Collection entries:

☆ ☆ ☆ ☆

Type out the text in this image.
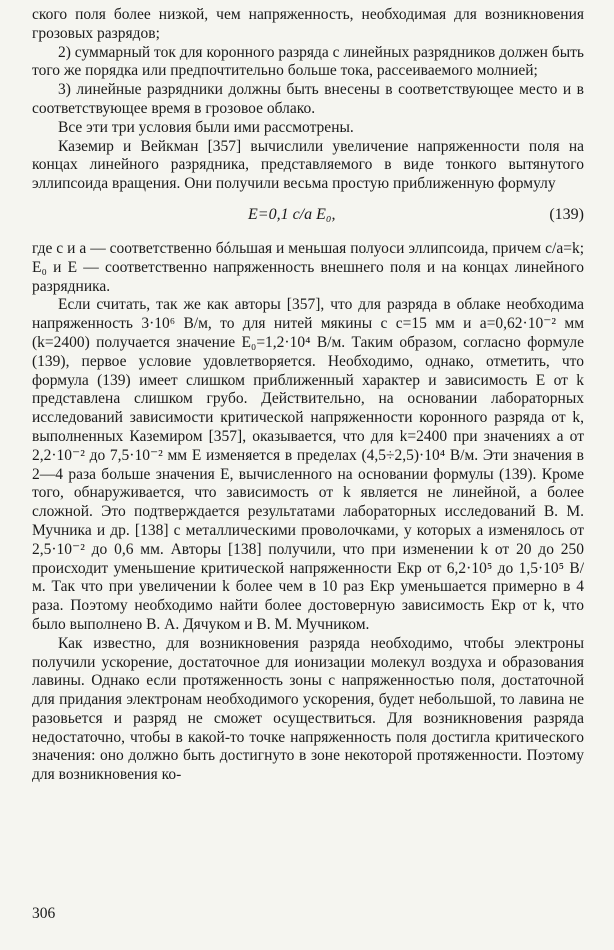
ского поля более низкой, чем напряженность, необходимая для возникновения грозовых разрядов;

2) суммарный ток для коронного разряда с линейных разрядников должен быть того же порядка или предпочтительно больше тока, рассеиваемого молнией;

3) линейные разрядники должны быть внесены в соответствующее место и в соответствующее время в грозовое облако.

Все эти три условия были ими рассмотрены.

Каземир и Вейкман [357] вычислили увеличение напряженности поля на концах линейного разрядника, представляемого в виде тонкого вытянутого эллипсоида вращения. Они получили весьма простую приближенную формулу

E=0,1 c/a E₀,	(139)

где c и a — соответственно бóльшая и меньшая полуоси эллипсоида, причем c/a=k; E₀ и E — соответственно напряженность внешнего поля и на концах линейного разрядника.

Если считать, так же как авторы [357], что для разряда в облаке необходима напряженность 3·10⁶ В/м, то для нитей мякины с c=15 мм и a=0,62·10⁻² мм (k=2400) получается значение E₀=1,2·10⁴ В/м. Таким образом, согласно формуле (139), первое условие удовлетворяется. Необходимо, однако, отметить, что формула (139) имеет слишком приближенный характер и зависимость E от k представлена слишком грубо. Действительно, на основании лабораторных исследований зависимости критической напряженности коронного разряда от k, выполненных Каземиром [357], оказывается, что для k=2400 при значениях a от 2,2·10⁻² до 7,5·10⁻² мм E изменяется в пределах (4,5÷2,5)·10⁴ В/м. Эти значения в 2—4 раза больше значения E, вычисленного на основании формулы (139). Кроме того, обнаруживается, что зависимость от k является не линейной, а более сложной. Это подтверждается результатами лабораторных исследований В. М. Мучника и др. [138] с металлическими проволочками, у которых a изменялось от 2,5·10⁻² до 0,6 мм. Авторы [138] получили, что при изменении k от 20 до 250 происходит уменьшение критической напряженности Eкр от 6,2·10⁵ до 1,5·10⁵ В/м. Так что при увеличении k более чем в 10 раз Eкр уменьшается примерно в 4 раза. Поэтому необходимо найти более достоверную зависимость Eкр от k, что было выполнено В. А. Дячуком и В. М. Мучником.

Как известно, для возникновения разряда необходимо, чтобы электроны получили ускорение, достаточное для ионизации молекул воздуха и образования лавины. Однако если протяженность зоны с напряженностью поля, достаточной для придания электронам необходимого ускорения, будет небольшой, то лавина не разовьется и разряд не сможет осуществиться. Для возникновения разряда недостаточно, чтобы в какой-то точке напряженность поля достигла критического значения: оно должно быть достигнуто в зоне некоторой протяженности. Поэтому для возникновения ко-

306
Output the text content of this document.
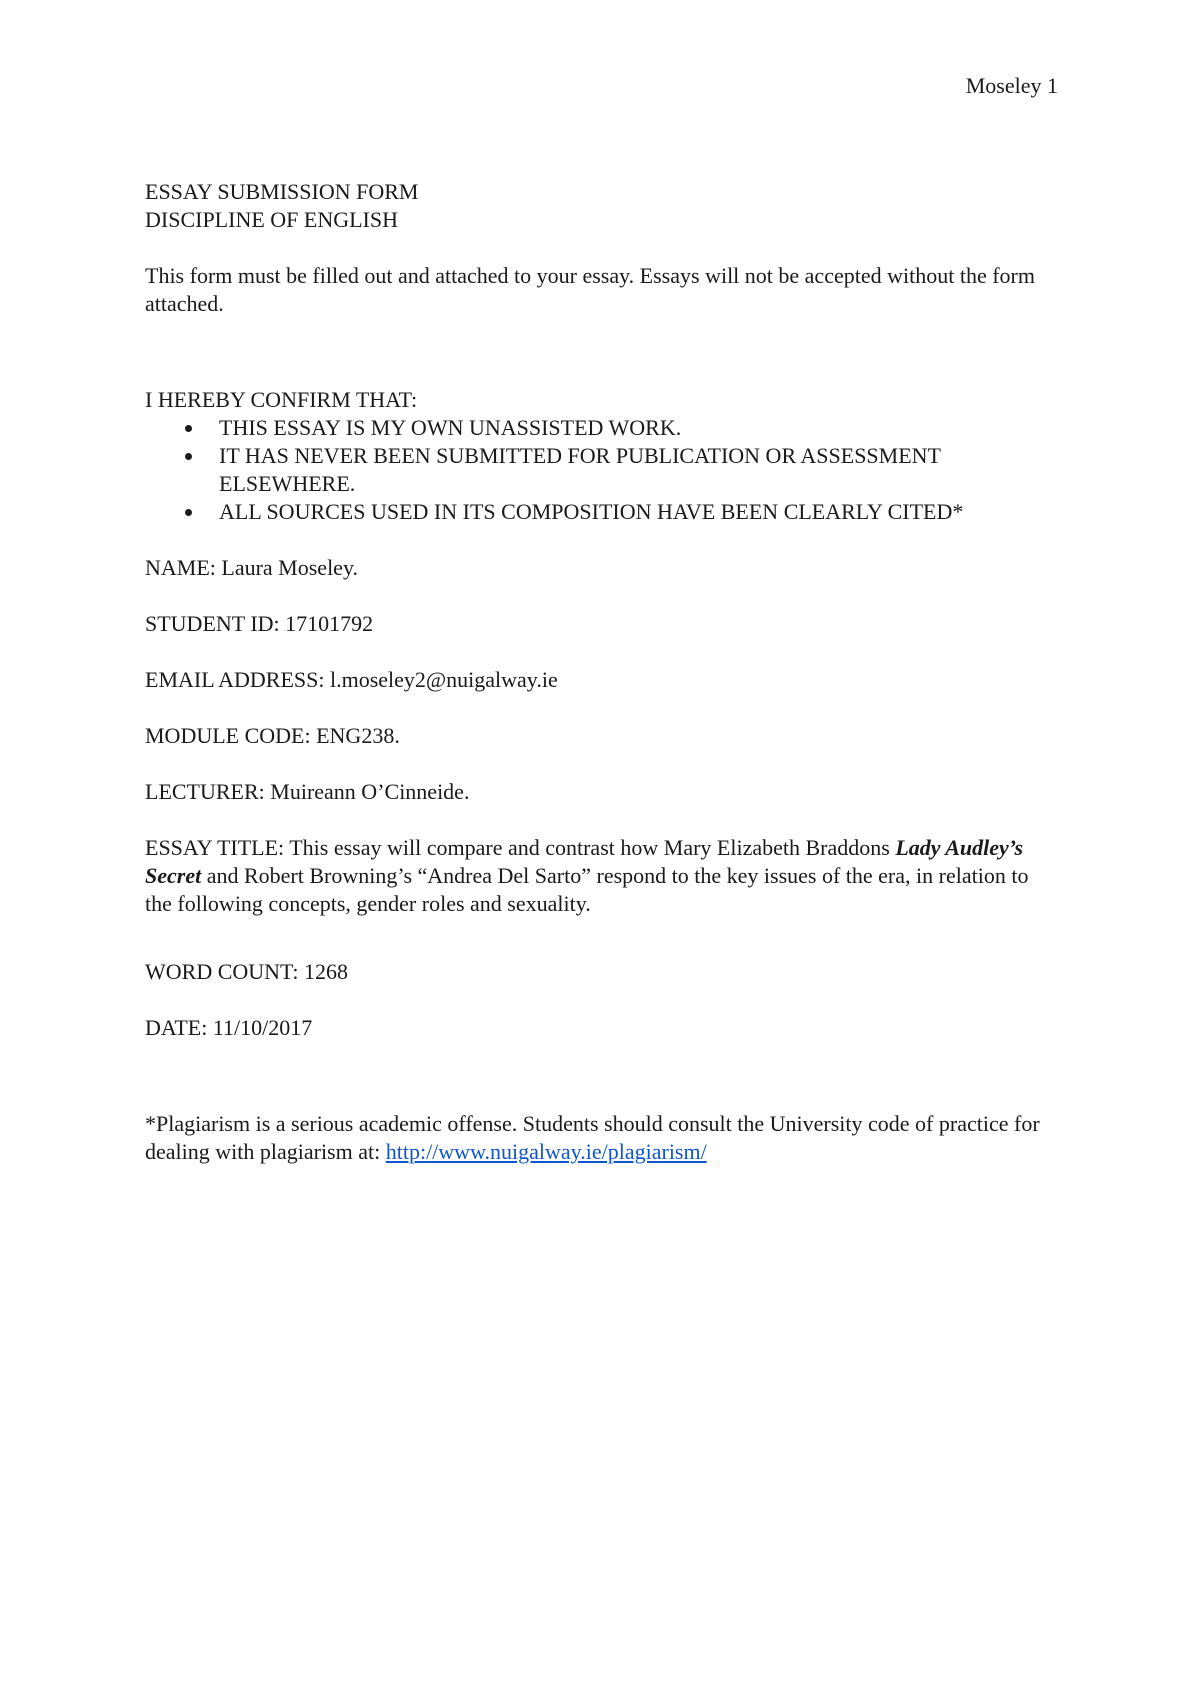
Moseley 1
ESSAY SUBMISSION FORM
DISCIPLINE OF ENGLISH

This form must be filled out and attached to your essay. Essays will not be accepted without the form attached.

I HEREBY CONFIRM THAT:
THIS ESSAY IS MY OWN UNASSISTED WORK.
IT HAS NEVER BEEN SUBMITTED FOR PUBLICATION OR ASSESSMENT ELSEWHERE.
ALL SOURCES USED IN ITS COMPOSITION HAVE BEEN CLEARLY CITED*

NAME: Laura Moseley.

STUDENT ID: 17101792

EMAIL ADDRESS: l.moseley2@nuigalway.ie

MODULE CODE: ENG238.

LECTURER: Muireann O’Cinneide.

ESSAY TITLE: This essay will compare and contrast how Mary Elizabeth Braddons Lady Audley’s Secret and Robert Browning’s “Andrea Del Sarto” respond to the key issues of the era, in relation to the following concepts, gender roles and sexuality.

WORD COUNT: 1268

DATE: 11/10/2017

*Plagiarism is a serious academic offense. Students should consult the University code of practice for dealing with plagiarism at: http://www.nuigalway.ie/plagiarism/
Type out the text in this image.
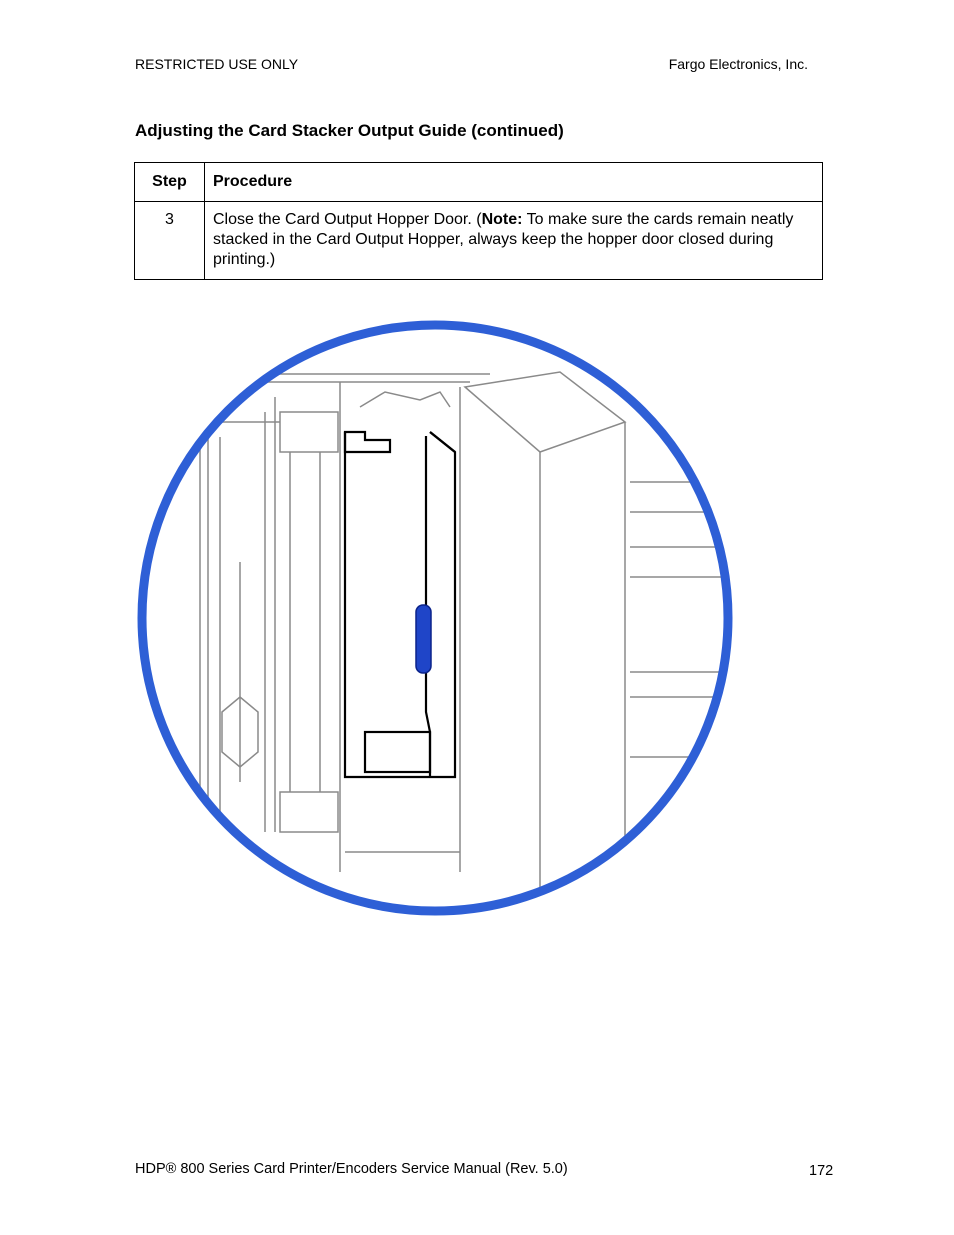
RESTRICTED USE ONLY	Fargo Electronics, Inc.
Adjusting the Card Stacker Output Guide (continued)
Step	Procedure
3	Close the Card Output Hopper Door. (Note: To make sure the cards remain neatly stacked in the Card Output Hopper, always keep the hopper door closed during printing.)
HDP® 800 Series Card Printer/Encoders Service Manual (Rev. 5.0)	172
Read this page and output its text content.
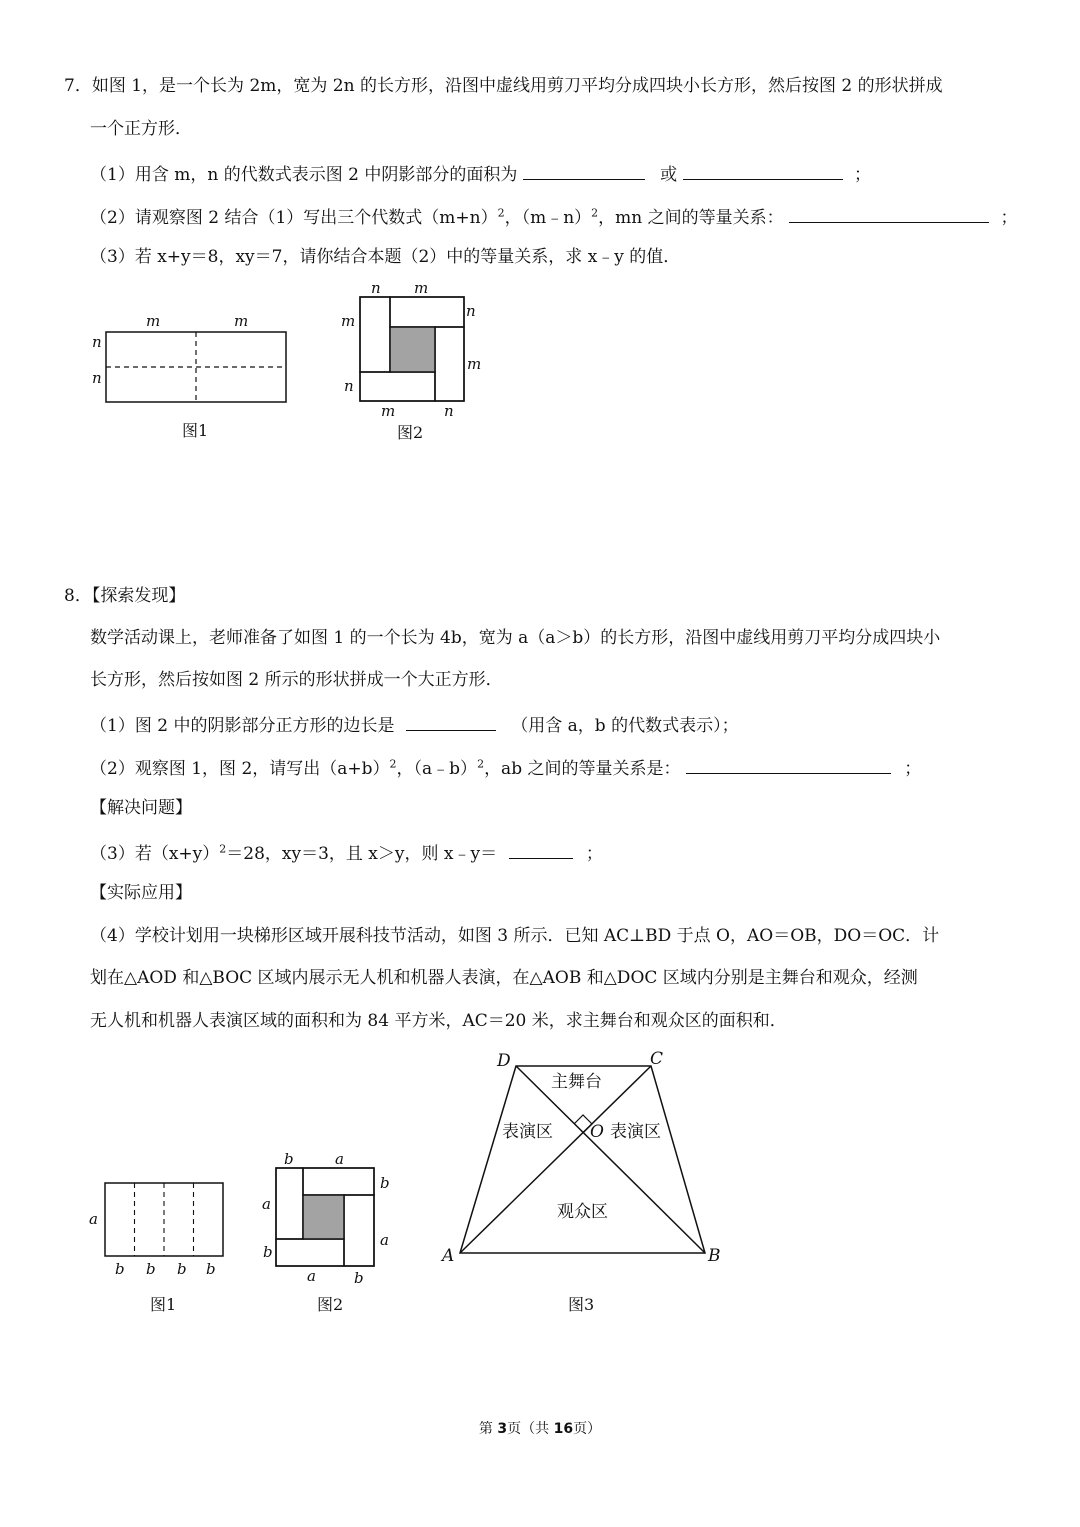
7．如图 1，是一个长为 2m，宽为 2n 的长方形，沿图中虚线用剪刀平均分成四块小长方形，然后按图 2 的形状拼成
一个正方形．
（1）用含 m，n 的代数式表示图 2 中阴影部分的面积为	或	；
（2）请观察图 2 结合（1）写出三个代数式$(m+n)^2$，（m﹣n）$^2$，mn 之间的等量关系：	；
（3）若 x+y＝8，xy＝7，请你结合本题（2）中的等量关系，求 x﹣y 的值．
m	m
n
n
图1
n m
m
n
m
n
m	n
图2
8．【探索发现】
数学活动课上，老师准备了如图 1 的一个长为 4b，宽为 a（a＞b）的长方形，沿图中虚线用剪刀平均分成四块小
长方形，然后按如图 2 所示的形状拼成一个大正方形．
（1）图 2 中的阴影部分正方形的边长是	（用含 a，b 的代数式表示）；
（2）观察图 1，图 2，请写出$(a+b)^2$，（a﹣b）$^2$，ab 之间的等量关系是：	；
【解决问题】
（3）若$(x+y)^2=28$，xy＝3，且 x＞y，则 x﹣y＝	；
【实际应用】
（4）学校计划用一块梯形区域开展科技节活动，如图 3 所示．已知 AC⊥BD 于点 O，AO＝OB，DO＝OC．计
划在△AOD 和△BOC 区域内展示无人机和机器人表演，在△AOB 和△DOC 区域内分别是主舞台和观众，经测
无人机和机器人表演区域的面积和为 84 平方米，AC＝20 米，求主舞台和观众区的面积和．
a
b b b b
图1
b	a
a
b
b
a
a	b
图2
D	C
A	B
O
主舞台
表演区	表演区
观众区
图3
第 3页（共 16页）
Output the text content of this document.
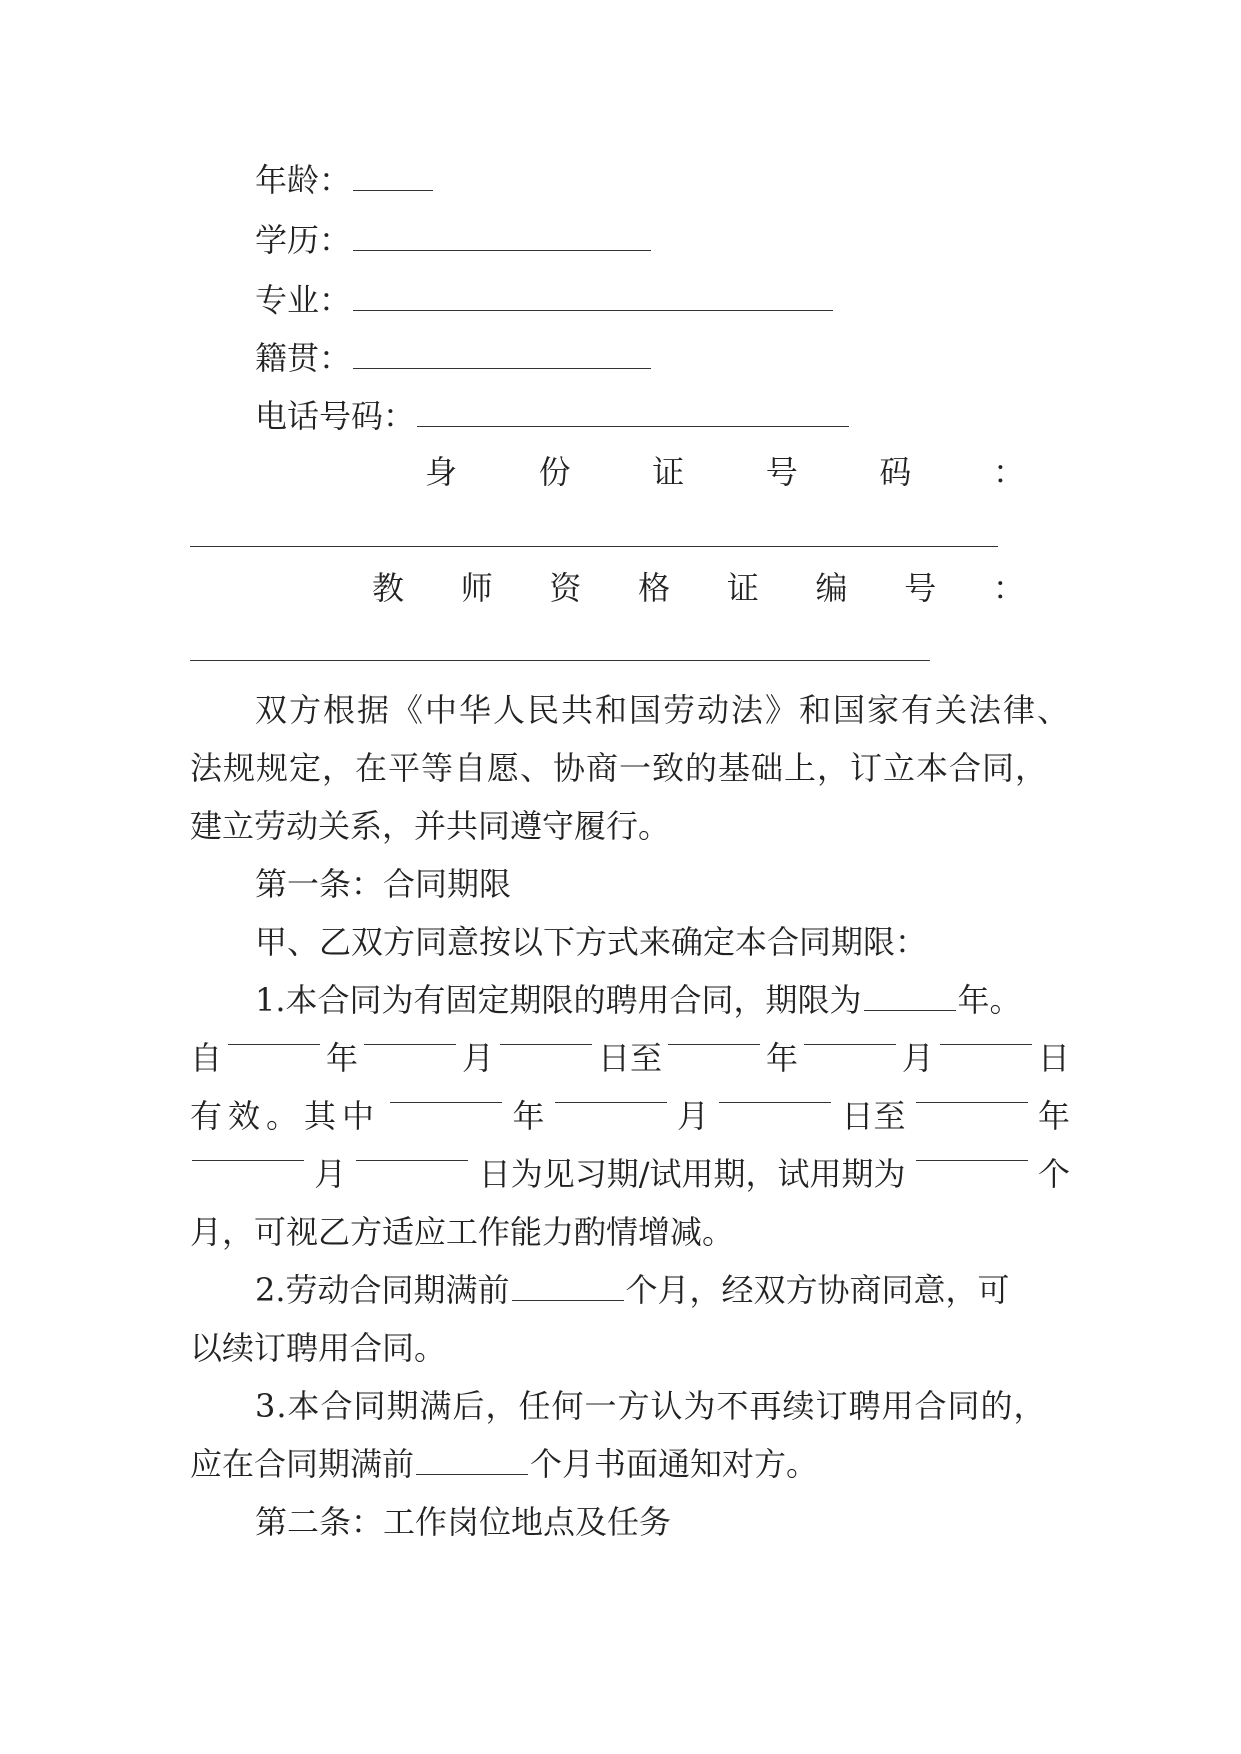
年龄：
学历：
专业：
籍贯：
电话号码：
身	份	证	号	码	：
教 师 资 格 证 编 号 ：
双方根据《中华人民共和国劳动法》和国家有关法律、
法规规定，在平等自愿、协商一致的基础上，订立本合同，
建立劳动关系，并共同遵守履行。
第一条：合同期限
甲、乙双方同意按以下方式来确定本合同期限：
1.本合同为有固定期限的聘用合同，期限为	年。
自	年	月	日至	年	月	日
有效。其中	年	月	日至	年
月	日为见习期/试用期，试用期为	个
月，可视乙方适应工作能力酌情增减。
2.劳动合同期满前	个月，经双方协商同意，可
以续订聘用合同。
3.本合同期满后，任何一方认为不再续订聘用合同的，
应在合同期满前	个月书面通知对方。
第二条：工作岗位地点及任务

☆ ☆ ☆ ☆

### Task directions
Leave out every picture, and copy exactly the lines from the line that contains "Read this page and output its text content." through the end of the material.

### Output for this exercise
Read this page and output its text content.
7．如图 1，是一个长为 2m，宽为 2n 的长方形，沿图中虚线用剪刀平均分成四块小长方形，然后按图 2 的形状拼成
一个正方形．
（1）用含 m，n 的代数式表示图 2 中阴影部分的面积为	或	；
（2）请观察图 2 结合（1）写出三个代数式$(m+n)^2$，（m﹣n）$^2$，mn 之间的等量关系：	；
（3）若 x+y＝8，xy＝7，请你结合本题（2）中的等量关系，求 x﹣y 的值．
m	m
n
n
图1
n m
m
n
m
n
m	n
图2
8．【探索发现】
数学活动课上，老师准备了如图 1 的一个长为 4b，宽为 a（a＞b）的长方形，沿图中虚线用剪刀平均分成四块小
长方形，然后按如图 2 所示的形状拼成一个大正方形．
（1）图 2 中的阴影部分正方形的边长是	（用含 a，b 的代数式表示）；
（2）观察图 1，图 2，请写出$(a+b)^2$，（a﹣b）$^2$，ab 之间的等量关系是：	；
【解决问题】
（3）若$(x+y)^2=28$，xy＝3，且 x＞y，则 x﹣y＝	；
【实际应用】
（4）学校计划用一块梯形区域开展科技节活动，如图 3 所示．已知 AC⊥BD 于点 O，AO＝OB，DO＝OC．计
划在△AOD 和△BOC 区域内展示无人机和机器人表演，在△AOB 和△DOC 区域内分别是主舞台和观众，经测
无人机和机器人表演区域的面积和为 84 平方米，AC＝20 米，求主舞台和观众区的面积和．
a
b b b b
图1
b	a
a
b
b
a
a	b
图2
D	C
A	B
O
主舞台
表演区	表演区
观众区
图3
第 3页（共 16页）
Output the text content of this document.
年龄：
学历：
专业：
籍贯：
电话号码：
身	份	证	号	码	：
教 师 资 格 证 编 号 ：
双方根据《中华人民共和国劳动法》和国家有关法律、
法规规定，在平等自愿、协商一致的基础上，订立本合同，
建立劳动关系，并共同遵守履行。
第一条：合同期限
甲、乙双方同意按以下方式来确定本合同期限：
1.本合同为有固定期限的聘用合同，期限为	年。
自	年	月	日至	年	月	日
有效。其中	年	月	日至	年
月	日为见习期/试用期，试用期为	个
月，可视乙方适应工作能力酌情增减。
2.劳动合同期满前	个月，经双方协商同意，可
以续订聘用合同。
3.本合同期满后，任何一方认为不再续订聘用合同的，
应在合同期满前	个月书面通知对方。
第二条：工作岗位地点及任务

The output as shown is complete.